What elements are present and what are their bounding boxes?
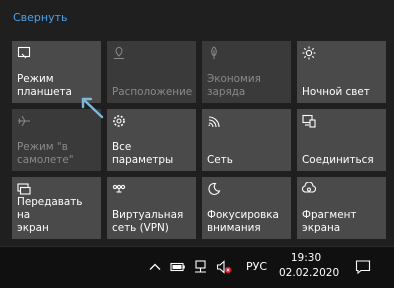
tile-label: Соединиться: [302, 154, 374, 166]
tile-label: Передавать на экран: [17, 196, 83, 234]
action-center-panel: Свернуть Режим планшета Расположение Эко…: [0, 0, 394, 246]
tile-label: Фокусировка внимания: [207, 209, 279, 234]
tile-screen-snip[interactable]: Фрагмент экрана: [297, 177, 386, 239]
chevron-up-icon[interactable]: [147, 259, 163, 275]
tile-all-settings[interactable]: Все параметры: [107, 109, 196, 171]
tile-location[interactable]: Расположение: [107, 41, 196, 103]
tile-battery-saver[interactable]: Экономия заряда: [202, 41, 291, 103]
project-icon: [17, 182, 31, 196]
battery-saver-icon: [207, 46, 221, 60]
tile-label: Виртуальная сеть (VPN): [112, 209, 184, 234]
clock-date: 02.02.2020: [279, 267, 340, 279]
action-center-button[interactable]: [344, 247, 382, 288]
focus-assist-icon: [207, 182, 221, 196]
clock[interactable]: 19:30 02.02.2020: [279, 251, 340, 281]
tile-night-light[interactable]: Ночной свет: [297, 41, 386, 103]
tile-label: Ночной свет: [302, 86, 370, 98]
tile-connect[interactable]: Соединиться: [297, 109, 386, 171]
pointer-arrow-icon: [81, 97, 104, 119]
collapse-link[interactable]: Свернуть: [13, 11, 68, 24]
airplane-icon: [17, 114, 31, 128]
tile-focus-assist[interactable]: Фокусировка внимания: [202, 177, 291, 239]
tile-network[interactable]: Сеть: [202, 109, 291, 171]
tile-label: Сеть: [207, 154, 233, 166]
tile-label: Расположение: [112, 86, 193, 98]
tile-label: Фрагмент экрана: [302, 209, 357, 234]
settings-gear-icon: [112, 114, 126, 128]
network-icon: [207, 114, 221, 128]
battery-icon[interactable]: [170, 259, 186, 275]
taskbar: РУС 19:30 02.02.2020: [0, 246, 394, 288]
tablet-mode-icon: [17, 46, 31, 60]
location-icon: [112, 46, 126, 60]
tile-vpn[interactable]: Виртуальная сеть (VPN): [107, 177, 196, 239]
tile-label: Экономия заряда: [207, 73, 261, 98]
vpn-icon: [112, 182, 126, 196]
volume-muted-icon[interactable]: [216, 259, 232, 275]
tile-project[interactable]: Передавать на экран: [12, 177, 101, 239]
clock-time: 19:30: [290, 252, 322, 264]
notifications-icon: [355, 260, 371, 275]
night-light-icon: [302, 46, 316, 60]
tile-label: Все параметры: [112, 141, 174, 166]
screen-snip-icon: [302, 182, 316, 196]
language-indicator[interactable]: РУС: [246, 260, 267, 273]
connect-icon: [302, 114, 316, 128]
tile-label: Режим "в самолете": [17, 141, 74, 166]
network-ethernet-icon[interactable]: [193, 259, 209, 275]
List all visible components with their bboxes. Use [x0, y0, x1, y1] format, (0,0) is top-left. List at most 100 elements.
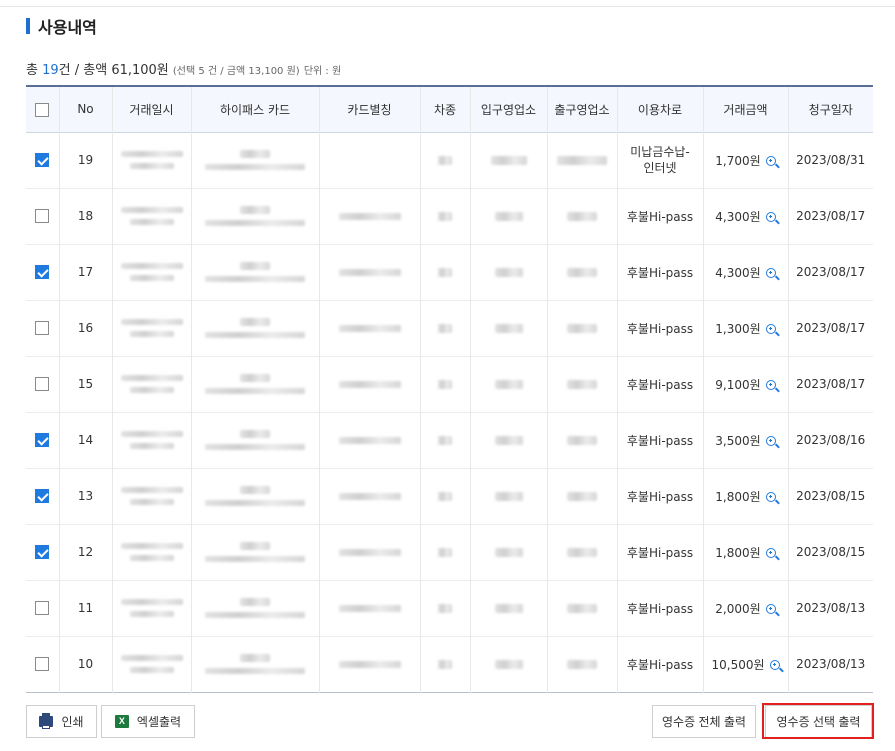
row-lane: 후불Hi-pass	[616, 356, 703, 412]
zoom-in-icon[interactable]	[765, 380, 776, 390]
print-button-label: 인쇄	[61, 715, 84, 729]
row-checkbox[interactable]	[35, 601, 50, 616]
row-lane: 미납금수납- 인터넷	[616, 132, 703, 188]
row-amount: 10,500원	[711, 657, 765, 672]
zoom-in-icon[interactable]	[765, 324, 776, 334]
row-datetime-redacted	[111, 244, 191, 300]
table-row: 18 후불Hi-pass 4,300원 2023/08/17	[26, 188, 873, 244]
row-datetime-redacted	[111, 524, 191, 580]
row-vehicle-redacted	[419, 244, 470, 300]
row-amount: 9,100원	[715, 377, 761, 392]
row-entry-redacted	[469, 244, 547, 300]
row-select-cell[interactable]	[26, 356, 59, 412]
summary-total: 61,100원	[111, 63, 169, 78]
row-checkbox[interactable]	[35, 321, 50, 336]
zoom-in-icon[interactable]	[765, 156, 776, 166]
row-exit-redacted	[546, 580, 617, 636]
row-datetime-redacted	[111, 300, 191, 356]
row-card-redacted	[190, 132, 319, 188]
zoom-in-icon[interactable]	[765, 212, 776, 222]
row-card-redacted	[190, 468, 319, 524]
row-billing-date: 2023/08/17	[787, 188, 873, 244]
header-vehicle-type: 차종	[419, 86, 470, 132]
row-select-cell[interactable]	[26, 580, 59, 636]
row-datetime-redacted	[111, 468, 191, 524]
row-amount-cell: 1,700원	[702, 132, 788, 188]
header-lane: 이용차로	[616, 86, 703, 132]
row-alias-redacted	[318, 580, 420, 636]
row-select-cell[interactable]	[26, 132, 59, 188]
zoom-in-icon[interactable]	[769, 660, 780, 670]
row-amount-cell: 2,000원	[702, 580, 788, 636]
row-lane: 후불Hi-pass	[616, 412, 703, 468]
row-entry-redacted	[469, 580, 547, 636]
row-alias-redacted	[318, 412, 420, 468]
row-billing-date: 2023/08/13	[787, 636, 873, 692]
zoom-in-icon[interactable]	[765, 604, 776, 614]
row-checkbox[interactable]	[35, 265, 50, 280]
title-accent-bar	[26, 18, 30, 34]
excel-export-button[interactable]: X 엑셀출력	[101, 705, 195, 738]
row-alias-redacted	[318, 636, 420, 692]
row-exit-redacted	[546, 132, 617, 188]
row-no: 12	[58, 524, 112, 580]
zoom-in-icon[interactable]	[765, 268, 776, 278]
row-exit-redacted	[546, 188, 617, 244]
row-lane: 후불Hi-pass	[616, 468, 703, 524]
row-billing-date: 2023/08/17	[787, 356, 873, 412]
row-select-cell[interactable]	[26, 524, 59, 580]
row-amount-cell: 1,300원	[702, 300, 788, 356]
header-exit-office: 출구영업소	[546, 86, 617, 132]
row-select-cell[interactable]	[26, 188, 59, 244]
row-checkbox[interactable]	[35, 545, 50, 560]
header-card-alias: 카드별칭	[318, 86, 420, 132]
row-entry-redacted	[469, 524, 547, 580]
table-header-row: No 거래일시 하이패스 카드 카드별칭 차종 입구영업소 출구영업소 이용차로…	[26, 86, 873, 132]
row-card-redacted	[190, 636, 319, 692]
row-billing-date: 2023/08/15	[787, 468, 873, 524]
row-amount-cell: 9,100원	[702, 356, 788, 412]
excel-button-label: 엑셀출력	[136, 715, 182, 729]
row-billing-date: 2023/08/17	[787, 300, 873, 356]
row-checkbox[interactable]	[35, 153, 50, 168]
print-button[interactable]: 인쇄	[26, 705, 97, 738]
row-billing-date: 2023/08/31	[787, 132, 873, 188]
row-vehicle-redacted	[419, 580, 470, 636]
row-select-cell[interactable]	[26, 412, 59, 468]
row-no: 11	[58, 580, 112, 636]
row-datetime-redacted	[111, 132, 191, 188]
row-select-cell[interactable]	[26, 244, 59, 300]
row-vehicle-redacted	[419, 132, 470, 188]
row-billing-date: 2023/08/13	[787, 580, 873, 636]
row-vehicle-redacted	[419, 524, 470, 580]
row-checkbox[interactable]	[35, 377, 50, 392]
row-lane: 후불Hi-pass	[616, 188, 703, 244]
row-exit-redacted	[546, 524, 617, 580]
row-alias-redacted	[318, 524, 420, 580]
row-no: 17	[58, 244, 112, 300]
row-checkbox[interactable]	[35, 433, 50, 448]
row-checkbox[interactable]	[35, 209, 50, 224]
row-datetime-redacted	[111, 356, 191, 412]
zoom-in-icon[interactable]	[765, 548, 776, 558]
zoom-in-icon[interactable]	[765, 436, 776, 446]
summary-selection: (선택 5 건 / 금액 13,100 원)	[172, 66, 300, 77]
zoom-in-icon[interactable]	[765, 492, 776, 502]
row-no: 14	[58, 412, 112, 468]
row-checkbox[interactable]	[35, 489, 50, 504]
table-row: 17 후불Hi-pass 4,300원 2023/08/17	[26, 244, 873, 300]
row-amount: 1,800원	[715, 545, 761, 560]
row-lane: 후불Hi-pass	[616, 636, 703, 692]
row-checkbox[interactable]	[35, 657, 50, 672]
select-all-checkbox[interactable]	[35, 102, 50, 117]
row-entry-redacted	[469, 300, 547, 356]
row-select-cell[interactable]	[26, 300, 59, 356]
row-amount: 1,800원	[715, 489, 761, 504]
row-select-cell[interactable]	[26, 636, 59, 692]
row-select-cell[interactable]	[26, 468, 59, 524]
header-select-all[interactable]	[26, 86, 59, 132]
row-datetime-redacted	[111, 188, 191, 244]
receipt-print-all-button[interactable]: 영수증 전체 출력	[652, 705, 756, 738]
row-exit-redacted	[546, 636, 617, 692]
row-alias-redacted	[318, 244, 420, 300]
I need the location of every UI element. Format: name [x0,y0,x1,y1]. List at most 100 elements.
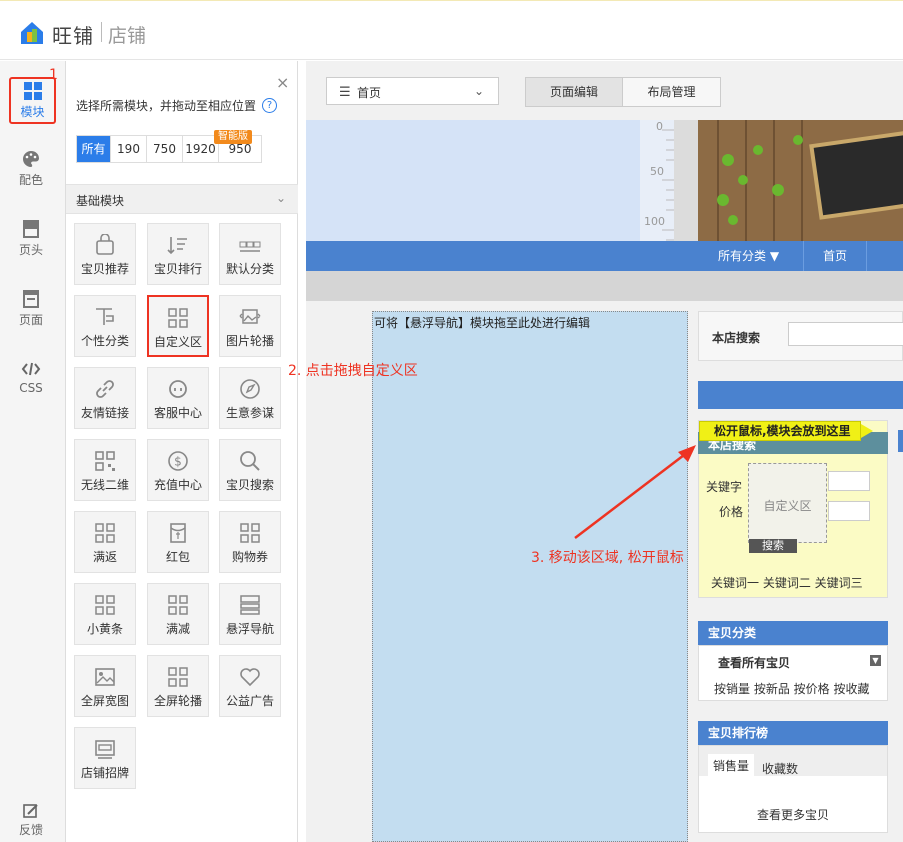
sort-links[interactable]: 按销量 按新品 按价格 按收藏 [714,680,869,697]
bag-icon [96,234,114,255]
logo-icon [21,22,43,44]
category-icon [239,241,261,252]
module-tile-label: 生意参谋 [225,406,274,420]
module-tile[interactable]: 宝贝排行 [147,223,209,285]
dragging-custom-module[interactable]: 自定义区 [748,463,827,543]
section-header[interactable]: 基础模块 ⌄ [66,184,298,214]
annotation-step1: 1 [49,67,58,83]
tab-page-edit[interactable]: 页面编辑 [525,77,623,107]
module-tile[interactable]: 自定义区 [147,295,209,357]
coin-icon: $ [168,451,188,471]
tab-favorites[interactable]: 收藏数 [762,760,798,777]
annotation-arrow [574,445,696,539]
close-icon[interactable]: × [276,73,289,92]
palette-icon [23,151,39,167]
module-tile-label: 公益广告 [225,694,274,708]
module-tile-label: 无线二维 [80,478,129,492]
module-tile[interactable]: 生意参谋 [219,367,281,429]
shop-nav-home[interactable]: 首页 [803,241,867,271]
keyword-label: 关键字 [706,480,743,494]
module-tile[interactable]: 宝贝搜索 [219,439,281,501]
module-tile-label: 全屏轮播 [153,694,202,708]
ruler-label: 100 [644,215,665,228]
chevron-down-icon[interactable]: ▼ [870,655,881,666]
module-tile[interactable]: 图片轮播 [219,295,281,357]
drop-zone[interactable] [372,311,688,842]
size-tab-all[interactable]: 所有 [77,136,111,162]
tab-sales[interactable]: 销售量 [708,754,754,778]
module-tile[interactable]: 友情链接 [74,367,136,429]
header-gray-strip [306,271,903,301]
module-tile[interactable]: 小黄条 [74,583,136,645]
module-tile[interactable]: 公益广告 [219,655,281,717]
chevron-down-icon: ⌄ [473,84,484,98]
module-tile-label: 满减 [165,622,190,636]
nav-item-module[interactable]: 模块 [9,77,56,124]
nav-item-css[interactable]: CSS [0,353,62,413]
nav-item-page[interactable]: 页面 [0,283,62,343]
banner-graphic [698,120,903,241]
view-more-items[interactable]: 查看更多宝贝 [757,806,829,823]
module-tile[interactable]: 购物券 [219,511,281,573]
module-tile-label: 店铺招牌 [80,766,129,780]
feedback-icon [23,804,38,818]
keyword-links[interactable]: 关键词一 关键词二 关键词三 [711,574,863,591]
module-panel: × 选择所需模块，并拖动至相应位置 ? 所有 190 750 1920 950 … [66,61,298,842]
section-title: 基础模块 [76,194,125,208]
page-icon [23,290,39,308]
module-tile-label: 全屏宽图 [80,694,129,708]
module-tile[interactable]: 宝贝推荐 [74,223,136,285]
module-tile[interactable]: 满返 [74,511,136,573]
module-tile[interactable]: 满减 [147,583,209,645]
price-input[interactable] [828,501,870,521]
module-tile[interactable]: 全屏轮播 [147,655,209,717]
panel-tip: 选择所需模块，并拖动至相应位置 [76,99,257,113]
module-tile[interactable]: 客服中心 [147,367,209,429]
module-tile-label: 默认分类 [225,262,274,276]
search-button[interactable]: 搜索 [749,539,797,553]
size-tab-190[interactable]: 190 [111,136,147,162]
side-blue-marker [898,430,903,452]
grid-module-icon [168,595,188,615]
store-search-input[interactable] [788,322,903,346]
shop-nav-all-categories[interactable]: 所有分类 ▼ [698,241,803,271]
nav-item-feedback[interactable]: 反馈 [0,797,62,841]
module-tile[interactable]: 悬浮导航 [219,583,281,645]
module-tile[interactable]: 无线二维 [74,439,136,501]
nav-item-header[interactable]: 页头 [0,213,62,273]
nav-label: 页面 [18,313,43,327]
header-blue-area [306,120,674,241]
module-tile[interactable]: $ 充值中心 [147,439,209,501]
tab-layout-manage[interactable]: 布局管理 [623,77,721,107]
module-tile-label: 满返 [92,550,117,564]
module-tile[interactable]: 个性分类 [74,295,136,357]
page-select[interactable]: ☰ 首页 ⌄ [326,77,499,105]
page-select-value: 首页 [357,86,382,100]
grid-module-icon [95,523,115,543]
module-tile[interactable]: 全屏宽图 [74,655,136,717]
redpacket-icon [170,523,186,543]
module-tile[interactable]: 店铺招牌 [74,727,136,789]
float-nav-icon [240,595,260,615]
module-tile-label: 宝贝搜索 [225,478,274,492]
grid-module-icon [240,523,260,543]
nav-label: 页头 [18,243,43,257]
module-tile-label: 充值中心 [153,478,202,492]
keyword-input[interactable] [828,471,870,491]
help-icon[interactable]: ? [262,98,277,113]
module-tile[interactable]: 红包 [147,511,209,573]
nav-label: 模块 [20,105,45,119]
nav-label: CSS [19,381,43,395]
view-all-items[interactable]: 查看所有宝贝 [718,654,790,671]
annotation-step2: 2. 点击拖拽自定义区 [288,363,418,379]
size-tab-750[interactable]: 750 [147,136,183,162]
left-nav: 模块 配色 页头 页面 CSS 反馈 [0,61,66,842]
module-tile-label: 宝贝排行 [153,262,202,276]
nav-item-color[interactable]: 配色 [0,143,62,203]
signboard-icon [95,740,115,759]
compass-icon [240,379,260,399]
module-tile-label: 图片轮播 [225,334,274,348]
module-tile[interactable]: 默认分类 [219,223,281,285]
header-icon [23,220,39,238]
module-tile-label: 购物券 [231,550,268,564]
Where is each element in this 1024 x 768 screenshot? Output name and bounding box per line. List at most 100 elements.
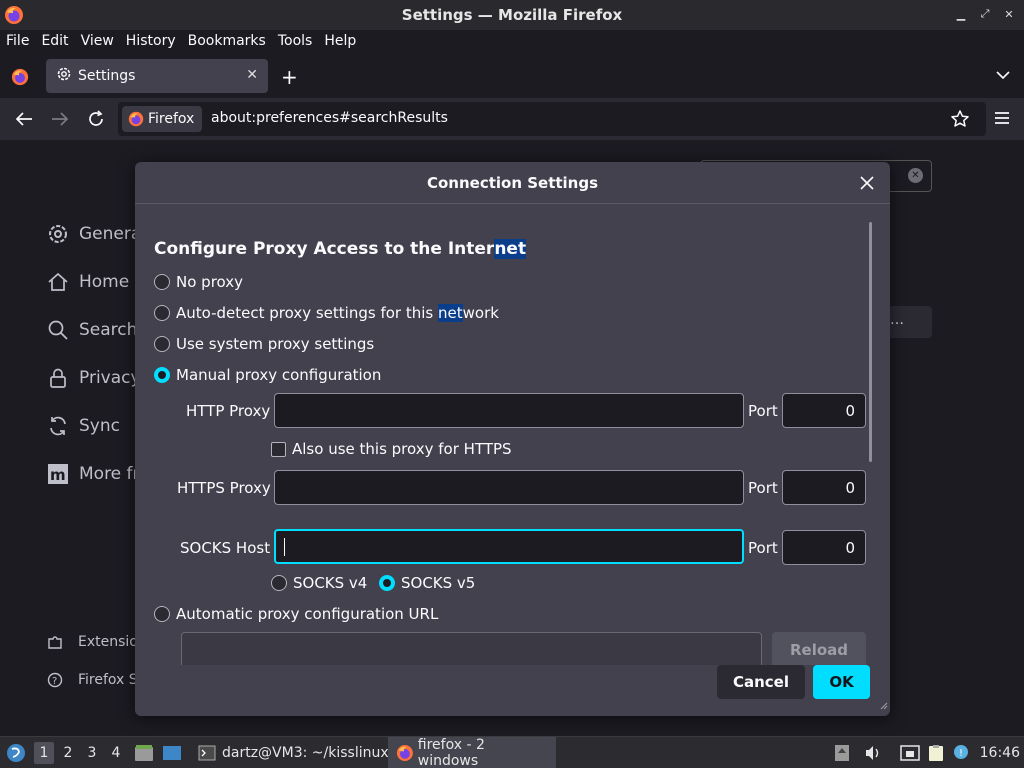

----------------

TASK STATEMENT: Format the lines from the one containing "356, 703, 412]" through the one containing "324, 776, 334]", inclusive, as a JSON list of strings with one string per line. Omit any blank lines.

RESULT BELOW:
[
  "row-lane: 후불Hi-pass\t[616, 356, 703, 412]",
  "zoom-in-icon[interactable]\t[765, 380, 776, 390]",
  "print-button-label: 인쇄\t[61, 715, 84, 729]",
  "row-checkbox[interactable]\t[35, 601, 50, 616]",
  "row-lane: 미납금수납- 인터넷\t[616, 132, 703, 188]",
  "row-amount: 10,500원\t[711, 657, 765, 672]",
  "zoom-in-icon[interactable]\t[765, 324, 776, 334]"
]